• **Written exercise**
Reproduce the material in full, exactly as written.

"""

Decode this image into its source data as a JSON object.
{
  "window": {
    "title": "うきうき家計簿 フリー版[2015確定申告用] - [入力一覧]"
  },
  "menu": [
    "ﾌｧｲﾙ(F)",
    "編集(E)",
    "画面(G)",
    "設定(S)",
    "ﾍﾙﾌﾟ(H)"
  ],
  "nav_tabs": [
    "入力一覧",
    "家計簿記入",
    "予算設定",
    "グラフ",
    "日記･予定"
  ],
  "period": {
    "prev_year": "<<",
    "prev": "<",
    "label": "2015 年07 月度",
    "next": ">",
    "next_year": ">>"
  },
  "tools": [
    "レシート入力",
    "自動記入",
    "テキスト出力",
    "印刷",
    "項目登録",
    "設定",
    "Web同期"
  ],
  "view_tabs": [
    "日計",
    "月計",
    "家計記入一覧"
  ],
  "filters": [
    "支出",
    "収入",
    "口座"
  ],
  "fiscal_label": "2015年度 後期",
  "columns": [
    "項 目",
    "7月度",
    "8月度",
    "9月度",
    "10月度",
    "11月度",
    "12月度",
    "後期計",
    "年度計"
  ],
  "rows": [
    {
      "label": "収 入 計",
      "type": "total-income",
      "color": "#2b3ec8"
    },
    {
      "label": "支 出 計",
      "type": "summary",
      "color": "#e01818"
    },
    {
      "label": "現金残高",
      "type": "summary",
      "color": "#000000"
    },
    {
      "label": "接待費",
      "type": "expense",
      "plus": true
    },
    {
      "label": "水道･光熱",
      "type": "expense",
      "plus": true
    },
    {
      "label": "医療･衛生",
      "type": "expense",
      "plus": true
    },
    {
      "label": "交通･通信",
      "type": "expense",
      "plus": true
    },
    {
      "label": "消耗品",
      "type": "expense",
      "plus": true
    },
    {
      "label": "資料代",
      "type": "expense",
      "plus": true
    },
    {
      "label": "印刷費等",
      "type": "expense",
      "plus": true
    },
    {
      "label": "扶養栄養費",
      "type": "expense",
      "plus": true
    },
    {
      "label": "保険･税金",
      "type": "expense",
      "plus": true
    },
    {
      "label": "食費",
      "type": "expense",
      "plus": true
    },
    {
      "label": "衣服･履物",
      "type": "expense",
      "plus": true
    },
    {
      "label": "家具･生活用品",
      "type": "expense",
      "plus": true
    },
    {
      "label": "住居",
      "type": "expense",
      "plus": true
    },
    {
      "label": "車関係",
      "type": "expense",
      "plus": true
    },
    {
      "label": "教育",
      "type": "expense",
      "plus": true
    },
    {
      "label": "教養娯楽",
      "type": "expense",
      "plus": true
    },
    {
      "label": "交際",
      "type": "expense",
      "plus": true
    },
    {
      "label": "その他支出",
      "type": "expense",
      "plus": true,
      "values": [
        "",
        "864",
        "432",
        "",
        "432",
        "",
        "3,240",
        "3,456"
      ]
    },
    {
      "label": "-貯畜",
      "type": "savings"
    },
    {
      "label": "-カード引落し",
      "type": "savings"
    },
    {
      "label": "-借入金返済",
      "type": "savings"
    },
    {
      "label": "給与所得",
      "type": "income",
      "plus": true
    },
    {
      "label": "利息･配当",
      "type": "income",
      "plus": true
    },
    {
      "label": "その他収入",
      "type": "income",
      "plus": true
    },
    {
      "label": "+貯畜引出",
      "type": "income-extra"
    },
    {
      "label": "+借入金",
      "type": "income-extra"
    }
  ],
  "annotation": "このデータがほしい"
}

"""

• **Result of this task**
Decode this image into its source data as a JSON object.
{
  "window": {
    "title": "うきうき家計簿 フリー版[2015確定申告用] - [入力一覧]"
  },
  "menu": [
    "ﾌｧｲﾙ(F)",
    "編集(E)",
    "画面(G)",
    "設定(S)",
    "ﾍﾙﾌﾟ(H)"
  ],
  "nav_tabs": [
    "入力一覧",
    "家計簿記入",
    "予算設定",
    "グラフ",
    "日記･予定"
  ],
  "period": {
    "prev_year": "<<",
    "prev": "<",
    "label": "2015 年07 月度",
    "next": ">",
    "next_year": ">>"
  },
  "tools": [
    "レシート入力",
    "自動記入",
    "テキスト出力",
    "印刷",
    "項目登録",
    "設定",
    "Web同期"
  ],
  "view_tabs": [
    "日計",
    "月計",
    "家計記入一覧"
  ],
  "filters": [
    "支出",
    "収入",
    "口座"
  ],
  "fiscal_label": "2015年度 後期",
  "columns": [
    "項 目",
    "7月度",
    "8月度",
    "9月度",
    "10月度",
    "11月度",
    "12月度",
    "後期計",
    "年度計"
  ],
  "rows": [
    {
      "label": "収 入 計",
      "type": "total-income",
      "color": "#2b3ec8"
    },
    {
      "label": "支 出 計",
      "type": "summary",
      "color": "#e01818"
    },
    {
      "label": "現金残高",
      "type": "summary",
      "color": "#000000"
    },
    {
      "label": "接待費",
      "type": "expense",
      "plus": true
    },
    {
      "label": "水道･光熱",
      "type": "expense",
      "plus": true
    },
    {
      "label": "医療･衛生",
      "type": "expense",
      "plus": true
    },
    {
      "label": "交通･通信",
      "type": "expense",
      "plus": true
    },
    {
      "label": "消耗品",
      "type": "expense",
      "plus": true
    },
    {
      "label": "資料代",
      "type": "expense",
      "plus": true
    },
    {
      "label": "印刷費等",
      "type": "expense",
      "plus": true
    },
    {
      "label": "扶養栄養費",
      "type": "expense",
      "plus": true
    },
    {
      "label": "保険･税金",
      "type": "expense",
      "plus": true
    },
    {
      "label": "食費",
      "type": "expense",
      "plus": true
    },
    {
      "label": "衣服･履物",
      "type": "expense",
      "plus": true
    },
    {
      "label": "家具･生活用品",
      "type": "expense",
      "plus": true
    },
    {
      "label": "住居",
      "type": "expense",
      "plus": true
    },
    {
      "label": "車関係",
      "type": "expense",
      "plus": true
    },
    {
      "label": "教育",
      "type": "expense",
      "plus": true
    },
    {
      "label": "教養娯楽",
      "type": "expense",
      "plus": true
    },
    {
      "label": "交際",
      "type": "expense",
      "plus": true
    },
    {
      "label": "その他支出",
      "type": "expense",
      "plus": true,
      "values": [
        "",
        "864",
        "432",
        "",
        "432",
        "",
        "3,240",
        "3,456"
      ]
    },
    {
      "label": "-貯畜",
      "type": "savings"
    },
    {
      "label": "-カード引落し",
      "type": "savings"
    },
    {
      "label": "-借入金返済",
      "type": "savings"
    },
    {
      "label": "給与所得",
      "type": "income",
      "plus": true
    },
    {
      "label": "利息･配当",
      "type": "income",
      "plus": true
    },
    {
      "label": "その他収入",
      "type": "income",
      "plus": true
    },
    {
      "label": "+貯畜引出",
      "type": "income-extra"
    },
    {
      "label": "+借入金",
      "type": "income-extra"
    }
  ],
  "annotation": "このデータがほしい"
}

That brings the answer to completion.